======== TASK INPUTS ========
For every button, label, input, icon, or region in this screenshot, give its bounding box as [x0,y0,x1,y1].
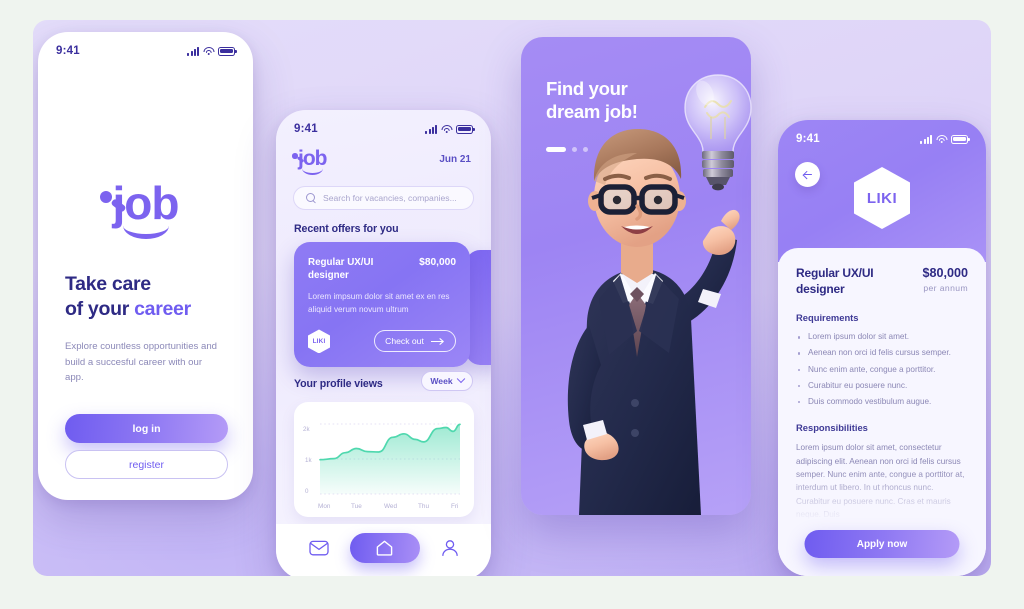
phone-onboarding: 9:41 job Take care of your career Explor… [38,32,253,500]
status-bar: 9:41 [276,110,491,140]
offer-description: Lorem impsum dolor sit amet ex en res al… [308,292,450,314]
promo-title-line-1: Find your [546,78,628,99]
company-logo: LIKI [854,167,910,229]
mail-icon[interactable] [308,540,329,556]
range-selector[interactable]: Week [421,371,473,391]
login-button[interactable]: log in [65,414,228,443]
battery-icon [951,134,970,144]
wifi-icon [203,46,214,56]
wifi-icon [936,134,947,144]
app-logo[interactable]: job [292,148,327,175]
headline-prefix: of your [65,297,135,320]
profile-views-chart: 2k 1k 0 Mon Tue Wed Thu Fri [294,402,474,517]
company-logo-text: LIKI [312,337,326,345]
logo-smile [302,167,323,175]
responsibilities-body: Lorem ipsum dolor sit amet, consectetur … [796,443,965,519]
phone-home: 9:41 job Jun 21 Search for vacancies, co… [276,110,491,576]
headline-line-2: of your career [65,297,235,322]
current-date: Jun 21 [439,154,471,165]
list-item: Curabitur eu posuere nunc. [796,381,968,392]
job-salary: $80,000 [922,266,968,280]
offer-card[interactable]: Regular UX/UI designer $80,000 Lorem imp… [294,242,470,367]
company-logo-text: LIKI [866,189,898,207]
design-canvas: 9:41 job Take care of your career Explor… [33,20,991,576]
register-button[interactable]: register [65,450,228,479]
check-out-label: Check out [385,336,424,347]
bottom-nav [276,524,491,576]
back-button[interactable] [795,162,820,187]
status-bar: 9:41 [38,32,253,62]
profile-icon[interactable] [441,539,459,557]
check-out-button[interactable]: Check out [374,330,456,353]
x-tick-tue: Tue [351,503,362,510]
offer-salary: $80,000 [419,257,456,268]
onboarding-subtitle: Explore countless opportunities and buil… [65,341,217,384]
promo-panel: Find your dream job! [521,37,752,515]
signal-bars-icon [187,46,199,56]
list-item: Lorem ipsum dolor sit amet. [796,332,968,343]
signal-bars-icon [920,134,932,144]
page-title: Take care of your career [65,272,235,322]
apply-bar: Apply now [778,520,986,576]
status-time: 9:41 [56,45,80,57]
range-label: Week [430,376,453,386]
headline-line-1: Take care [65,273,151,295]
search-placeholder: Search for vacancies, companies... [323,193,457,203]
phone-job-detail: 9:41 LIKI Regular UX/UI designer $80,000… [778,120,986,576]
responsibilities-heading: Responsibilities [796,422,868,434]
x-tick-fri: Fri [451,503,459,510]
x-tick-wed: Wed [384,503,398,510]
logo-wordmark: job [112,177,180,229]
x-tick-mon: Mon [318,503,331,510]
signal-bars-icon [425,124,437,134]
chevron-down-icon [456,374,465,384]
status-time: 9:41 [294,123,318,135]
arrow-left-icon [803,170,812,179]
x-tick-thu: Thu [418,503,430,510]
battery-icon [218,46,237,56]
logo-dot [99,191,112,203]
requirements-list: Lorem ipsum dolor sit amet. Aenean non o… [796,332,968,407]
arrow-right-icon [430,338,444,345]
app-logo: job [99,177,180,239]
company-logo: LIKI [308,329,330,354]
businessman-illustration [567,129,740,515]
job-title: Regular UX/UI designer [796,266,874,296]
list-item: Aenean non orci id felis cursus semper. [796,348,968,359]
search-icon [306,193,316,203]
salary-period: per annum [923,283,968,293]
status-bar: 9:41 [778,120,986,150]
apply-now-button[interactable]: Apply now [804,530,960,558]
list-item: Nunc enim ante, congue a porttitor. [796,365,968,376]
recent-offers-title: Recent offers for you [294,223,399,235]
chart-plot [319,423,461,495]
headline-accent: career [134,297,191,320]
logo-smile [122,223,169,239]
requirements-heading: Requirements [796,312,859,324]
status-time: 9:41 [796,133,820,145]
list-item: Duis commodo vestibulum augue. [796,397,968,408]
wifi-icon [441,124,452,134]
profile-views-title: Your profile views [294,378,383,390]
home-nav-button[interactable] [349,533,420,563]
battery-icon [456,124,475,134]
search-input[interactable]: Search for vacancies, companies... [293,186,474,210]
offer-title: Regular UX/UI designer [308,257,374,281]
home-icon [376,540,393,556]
========
* _TASK DETAILS_: Copy every row above word for word, leaving out the pictures.

* _ANSWER TO THIS TASK_:
For every button, label, input, icon, or region in this screenshot, give its bounding box as [x0,y0,x1,y1].
phone-onboarding: 9:41 job Take care of your career Explor… [38,32,253,500]
status-bar: 9:41 [276,110,491,140]
offer-description: Lorem impsum dolor sit amet ex en res al… [308,292,450,314]
promo-title-line-1: Find your [546,78,628,99]
company-logo: LIKI [854,167,910,229]
mail-icon[interactable] [308,540,329,556]
range-selector[interactable]: Week [421,371,473,391]
login-button[interactable]: log in [65,414,228,443]
battery-icon [951,134,970,144]
wifi-icon [203,46,214,56]
wifi-icon [936,134,947,144]
app-logo[interactable]: job [292,148,327,175]
headline-prefix: of your [65,297,135,320]
profile-views-chart: 2k 1k 0 Mon Tue Wed Thu Fri [294,402,474,517]
company-logo-text: LIKI [312,337,326,345]
logo-smile [302,167,323,175]
responsibilities-body: Lorem ipsum dolor sit amet, consectetur … [796,443,965,519]
phone-home: 9:41 job Jun 21 Search for vacancies, co… [276,110,491,576]
headline-line-2: of your career [65,297,235,322]
current-date: Jun 21 [439,154,471,165]
list-item: Curabitur eu posuere nunc. [796,381,968,392]
job-salary: $80,000 [922,266,968,280]
offer-card[interactable]: Regular UX/UI designer $80,000 Lorem imp… [294,242,470,367]
company-logo-text: LIKI [866,189,898,207]
design-canvas: 9:41 job Take care of your career Explor… [33,20,991,576]
register-button[interactable]: register [65,450,228,479]
check-out-label: Check out [385,336,424,347]
bottom-nav [276,524,491,576]
back-button[interactable] [795,162,820,187]
status-bar: 9:41 [38,32,253,62]
profile-icon[interactable] [441,539,459,557]
check-out-button[interactable]: Check out [374,330,456,353]
x-tick-tue: Tue [351,503,362,510]
offer-salary: $80,000 [419,257,456,268]
onboarding-subtitle: Explore countless opportunities and buil… [65,341,217,384]
promo-panel: Find your dream job! [521,37,752,515]
signal-bars-icon [187,46,199,56]
list-item: Lorem ipsum dolor sit amet. [796,332,968,343]
signal-bars-icon [920,134,932,144]
page-title: Take care of your career [65,272,235,322]
apply-bar: Apply now [778,520,986,576]
status-time: 9:41 [56,45,80,57]
range-label: Week [430,376,453,386]
headline-line-1: Take care [65,273,151,295]
search-placeholder: Search for vacancies, companies... [323,193,457,203]
phone-job-detail: 9:41 LIKI Regular UX/UI designer $80,000… [778,120,986,576]
responsibilities-heading: Responsibilities [796,422,868,434]
x-tick-fri: Fri [451,503,459,510]
x-tick-wed: Wed [384,503,398,510]
logo-wordmark: job [112,177,180,229]
x-tick-mon: Mon [318,503,331,510]
signal-bars-icon [425,124,437,134]
chevron-down-icon [456,374,465,384]
status-time: 9:41 [294,123,318,135]
arrow-left-icon [803,170,812,179]
x-tick-thu: Thu [418,503,430,510]
battery-icon [218,46,237,56]
logo-dot [99,191,112,203]
requirements-list: Lorem ipsum dolor sit amet. Aenean non o… [796,332,968,407]
arrow-right-icon [430,338,444,345]
app-logo: job [99,177,180,239]
company-logo: LIKI [308,329,330,354]
businessman-illustration [567,129,740,515]
job-title: Regular UX/UI designer [796,266,874,296]
list-item: Aenean non orci id felis cursus semper. [796,348,968,359]
search-icon [306,193,316,203]
salary-period: per annum [923,283,968,293]
status-bar: 9:41 [778,120,986,150]
apply-now-button[interactable]: Apply now [804,530,960,558]
list-item: Nunc enim ante, congue a porttitor. [796,365,968,376]
recent-offers-title: Recent offers for you [294,223,399,235]
chart-plot [319,423,461,495]
headline-accent: career [134,297,191,320]
logo-smile [122,223,169,239]
requirements-heading: Requirements [796,312,859,324]
status-time: 9:41 [796,133,820,145]
list-item: Duis commodo vestibulum augue. [796,397,968,408]
wifi-icon [441,124,452,134]
profile-views-title: Your profile views [294,378,383,390]
home-nav-button[interactable] [349,533,420,563]
battery-icon [456,124,475,134]
search-input[interactable]: Search for vacancies, companies... [293,186,474,210]
offer-title: Regular UX/UI designer [308,257,374,281]
home-icon [376,540,393,556]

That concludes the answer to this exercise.